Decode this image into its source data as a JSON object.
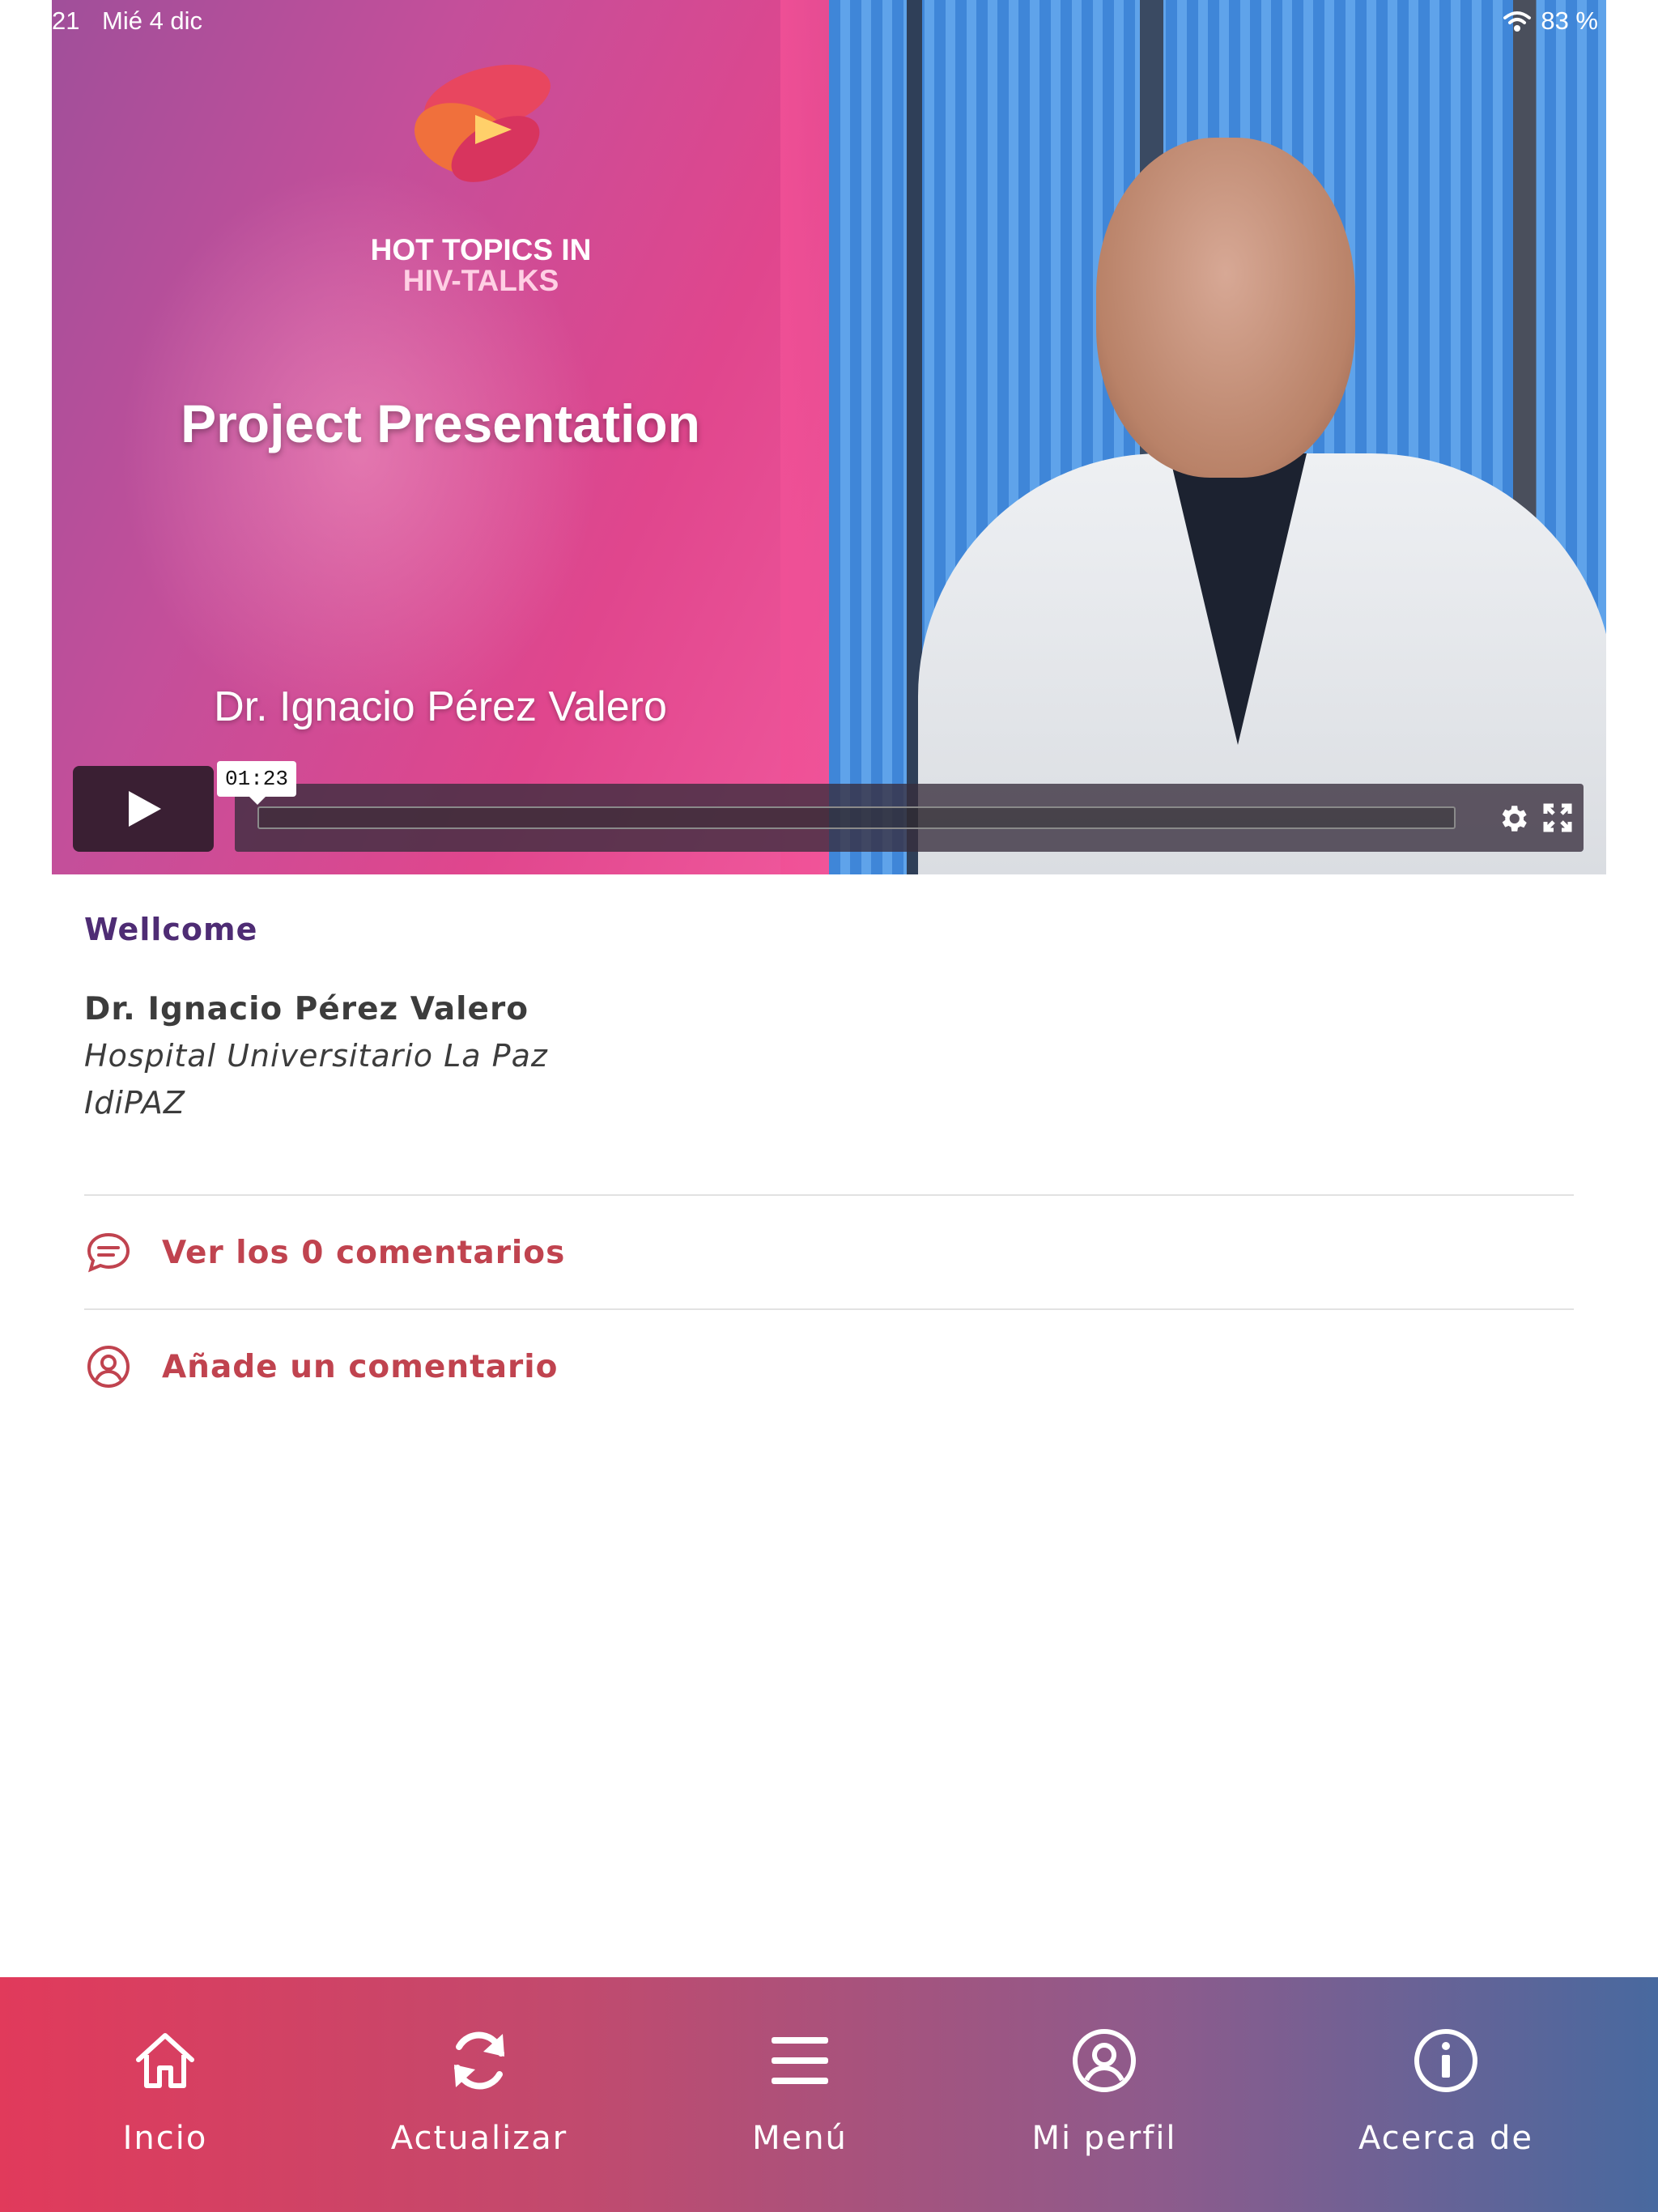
{
  "status_bar": {
    "time": "21",
    "date": "Mié 4 dic",
    "battery": "83 %"
  },
  "video": {
    "logo_line1": "HOT TOPICS IN",
    "logo_line2": "HIV-TALKS",
    "title": "Project Presentation",
    "speaker": "Dr. Ignacio Pérez Valero",
    "timestamp": "01:23",
    "progress": 0.0
  },
  "content": {
    "section_title": "Wellcome",
    "speaker_name": "Dr. Ignacio Pérez Valero",
    "institution_1": "Hospital Universitario La Paz",
    "institution_2": "IdiPAZ"
  },
  "actions": {
    "view_comments": "Ver los 0 comentarios",
    "add_comment": "Añade un comentario"
  },
  "tabbar": {
    "items": [
      {
        "label": "Incio",
        "icon": "home-icon"
      },
      {
        "label": "Actualizar",
        "icon": "refresh-icon"
      },
      {
        "label": "Menú",
        "icon": "menu-icon"
      },
      {
        "label": "Mi perfil",
        "icon": "user-circle-icon"
      },
      {
        "label": "Acerca de",
        "icon": "info-icon"
      }
    ]
  },
  "colors": {
    "accent_red": "#c0434f",
    "title_purple": "#4e2c74",
    "tabbar_start": "#e13a5b",
    "tabbar_end": "#48699f"
  }
}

Problem:
Copy everything in the records above except the pictures, exactly as written.

Solution to this task:
Decode this image into its source data as a JSON object.
{
  "status_bar": {
    "time": "21",
    "date": "Mié 4 dic",
    "battery": "83 %"
  },
  "video": {
    "logo_line1": "HOT TOPICS IN",
    "logo_line2": "HIV-TALKS",
    "title": "Project Presentation",
    "speaker": "Dr. Ignacio Pérez Valero",
    "timestamp": "01:23",
    "progress": 0.0
  },
  "content": {
    "section_title": "Wellcome",
    "speaker_name": "Dr. Ignacio Pérez Valero",
    "institution_1": "Hospital Universitario La Paz",
    "institution_2": "IdiPAZ"
  },
  "actions": {
    "view_comments": "Ver los 0 comentarios",
    "add_comment": "Añade un comentario"
  },
  "tabbar": {
    "items": [
      {
        "label": "Incio",
        "icon": "home-icon"
      },
      {
        "label": "Actualizar",
        "icon": "refresh-icon"
      },
      {
        "label": "Menú",
        "icon": "menu-icon"
      },
      {
        "label": "Mi perfil",
        "icon": "user-circle-icon"
      },
      {
        "label": "Acerca de",
        "icon": "info-icon"
      }
    ]
  },
  "colors": {
    "accent_red": "#c0434f",
    "title_purple": "#4e2c74",
    "tabbar_start": "#e13a5b",
    "tabbar_end": "#48699f"
  }
}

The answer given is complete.